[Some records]
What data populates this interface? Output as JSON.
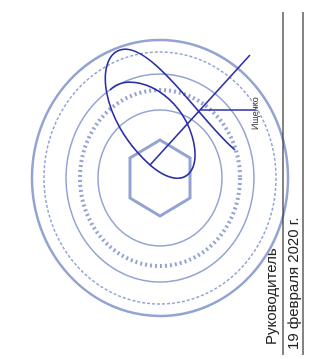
{
  "document": {
    "signature_block": {
      "position": "Руководитель",
      "date": "19 февраля 2020 г.",
      "name": "Ищенко"
    }
  }
}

**TASK**
The records above must be echoed exactly, minus their pictures.

**ANSWER TO THIS TASK**
What data populates this interface? Output as JSON.
{
  "document": {
    "signature_block": {
      "position": "Руководитель",
      "date": "19 февраля 2020 г.",
      "name": "Ищенко"
    }
  }
}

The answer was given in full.